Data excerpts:
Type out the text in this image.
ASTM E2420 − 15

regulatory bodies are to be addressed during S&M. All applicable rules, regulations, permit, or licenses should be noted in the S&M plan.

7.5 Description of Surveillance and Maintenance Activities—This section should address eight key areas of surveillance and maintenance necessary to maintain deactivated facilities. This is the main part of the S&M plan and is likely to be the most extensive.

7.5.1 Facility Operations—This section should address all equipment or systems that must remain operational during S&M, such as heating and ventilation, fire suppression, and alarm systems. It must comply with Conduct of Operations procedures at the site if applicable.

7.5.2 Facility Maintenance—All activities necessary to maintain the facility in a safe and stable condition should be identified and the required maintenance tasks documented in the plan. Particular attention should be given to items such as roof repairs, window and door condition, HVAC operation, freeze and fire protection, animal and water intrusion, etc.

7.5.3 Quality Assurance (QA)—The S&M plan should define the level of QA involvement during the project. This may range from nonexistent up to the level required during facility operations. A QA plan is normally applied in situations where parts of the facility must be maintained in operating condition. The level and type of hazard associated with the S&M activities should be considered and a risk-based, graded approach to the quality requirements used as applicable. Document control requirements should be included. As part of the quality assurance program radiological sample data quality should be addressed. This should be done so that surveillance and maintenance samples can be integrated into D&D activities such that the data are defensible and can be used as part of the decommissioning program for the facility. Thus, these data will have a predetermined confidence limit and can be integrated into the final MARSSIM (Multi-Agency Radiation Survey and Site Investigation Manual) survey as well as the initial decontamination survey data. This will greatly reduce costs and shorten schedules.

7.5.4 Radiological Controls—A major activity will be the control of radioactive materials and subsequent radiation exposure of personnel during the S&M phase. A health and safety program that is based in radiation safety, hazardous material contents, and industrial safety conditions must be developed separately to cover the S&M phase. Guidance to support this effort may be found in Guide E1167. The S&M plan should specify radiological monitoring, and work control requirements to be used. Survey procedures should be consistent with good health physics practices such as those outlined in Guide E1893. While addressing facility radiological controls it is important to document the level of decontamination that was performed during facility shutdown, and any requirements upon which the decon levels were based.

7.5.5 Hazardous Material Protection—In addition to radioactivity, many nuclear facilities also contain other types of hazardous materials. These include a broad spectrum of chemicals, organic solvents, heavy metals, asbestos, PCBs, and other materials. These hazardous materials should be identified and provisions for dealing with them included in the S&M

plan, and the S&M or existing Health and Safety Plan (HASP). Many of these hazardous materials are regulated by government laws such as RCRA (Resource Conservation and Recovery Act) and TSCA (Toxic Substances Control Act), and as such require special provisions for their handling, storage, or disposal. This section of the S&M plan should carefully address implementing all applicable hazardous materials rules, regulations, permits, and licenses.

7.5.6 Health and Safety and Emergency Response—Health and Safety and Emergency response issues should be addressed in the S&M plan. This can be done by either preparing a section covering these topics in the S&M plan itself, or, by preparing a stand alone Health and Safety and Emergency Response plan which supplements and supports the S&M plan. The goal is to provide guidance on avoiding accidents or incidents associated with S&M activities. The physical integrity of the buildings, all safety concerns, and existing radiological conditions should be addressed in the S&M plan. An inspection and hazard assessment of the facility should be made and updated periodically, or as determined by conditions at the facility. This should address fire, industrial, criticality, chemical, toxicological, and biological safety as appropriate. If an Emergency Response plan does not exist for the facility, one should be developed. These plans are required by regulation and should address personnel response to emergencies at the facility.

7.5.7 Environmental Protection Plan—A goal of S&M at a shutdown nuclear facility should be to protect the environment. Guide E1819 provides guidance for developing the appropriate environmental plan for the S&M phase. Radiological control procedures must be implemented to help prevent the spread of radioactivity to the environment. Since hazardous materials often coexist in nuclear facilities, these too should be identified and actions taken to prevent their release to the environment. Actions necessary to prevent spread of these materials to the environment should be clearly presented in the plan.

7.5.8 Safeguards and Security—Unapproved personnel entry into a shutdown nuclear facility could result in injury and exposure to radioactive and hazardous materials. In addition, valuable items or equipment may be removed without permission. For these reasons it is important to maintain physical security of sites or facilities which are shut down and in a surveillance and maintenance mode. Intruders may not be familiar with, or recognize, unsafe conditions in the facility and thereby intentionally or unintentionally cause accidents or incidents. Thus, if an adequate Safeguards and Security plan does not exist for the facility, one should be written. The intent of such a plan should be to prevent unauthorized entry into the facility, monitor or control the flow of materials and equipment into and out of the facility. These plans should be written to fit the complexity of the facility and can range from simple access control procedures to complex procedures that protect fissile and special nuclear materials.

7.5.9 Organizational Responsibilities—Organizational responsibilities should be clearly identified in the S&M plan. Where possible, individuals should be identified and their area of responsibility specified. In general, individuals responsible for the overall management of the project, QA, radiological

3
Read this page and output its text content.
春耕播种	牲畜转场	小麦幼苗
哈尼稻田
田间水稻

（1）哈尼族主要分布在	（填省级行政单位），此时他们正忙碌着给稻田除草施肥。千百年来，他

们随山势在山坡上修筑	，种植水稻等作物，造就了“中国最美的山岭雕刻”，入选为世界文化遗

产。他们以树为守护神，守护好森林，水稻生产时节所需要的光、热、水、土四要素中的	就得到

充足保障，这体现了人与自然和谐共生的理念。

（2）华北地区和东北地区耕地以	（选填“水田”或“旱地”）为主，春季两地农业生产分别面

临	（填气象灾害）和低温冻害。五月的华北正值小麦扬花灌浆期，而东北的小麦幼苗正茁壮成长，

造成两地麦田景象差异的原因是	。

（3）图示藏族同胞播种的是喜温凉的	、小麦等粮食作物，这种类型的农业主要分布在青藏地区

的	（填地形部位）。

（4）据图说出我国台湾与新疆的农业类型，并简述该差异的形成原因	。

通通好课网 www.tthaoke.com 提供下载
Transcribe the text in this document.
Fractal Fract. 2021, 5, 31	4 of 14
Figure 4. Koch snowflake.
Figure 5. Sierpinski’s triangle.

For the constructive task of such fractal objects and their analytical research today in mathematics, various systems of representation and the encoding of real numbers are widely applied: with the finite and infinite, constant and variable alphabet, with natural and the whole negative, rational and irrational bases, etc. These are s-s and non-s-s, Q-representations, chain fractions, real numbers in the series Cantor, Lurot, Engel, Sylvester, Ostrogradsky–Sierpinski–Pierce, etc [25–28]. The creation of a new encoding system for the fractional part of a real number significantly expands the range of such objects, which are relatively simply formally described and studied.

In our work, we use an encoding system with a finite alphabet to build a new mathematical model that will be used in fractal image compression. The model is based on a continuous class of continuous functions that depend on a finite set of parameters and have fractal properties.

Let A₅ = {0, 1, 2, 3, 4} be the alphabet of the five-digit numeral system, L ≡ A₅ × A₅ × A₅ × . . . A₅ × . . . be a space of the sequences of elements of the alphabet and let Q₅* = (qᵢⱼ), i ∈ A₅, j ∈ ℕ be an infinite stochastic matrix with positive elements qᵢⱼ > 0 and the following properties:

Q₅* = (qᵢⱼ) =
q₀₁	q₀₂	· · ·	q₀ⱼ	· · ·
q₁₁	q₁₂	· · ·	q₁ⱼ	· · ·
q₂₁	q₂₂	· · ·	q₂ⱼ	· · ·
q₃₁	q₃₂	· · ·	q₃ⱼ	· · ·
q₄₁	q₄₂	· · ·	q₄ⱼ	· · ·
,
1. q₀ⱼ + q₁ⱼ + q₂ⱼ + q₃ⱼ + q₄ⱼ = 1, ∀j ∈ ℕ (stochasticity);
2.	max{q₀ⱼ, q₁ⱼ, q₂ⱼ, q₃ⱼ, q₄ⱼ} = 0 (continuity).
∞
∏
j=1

• [What this task involves]: Count the lines that hold the string "text" and state that number alone.

• [Solution to this exercise]: 3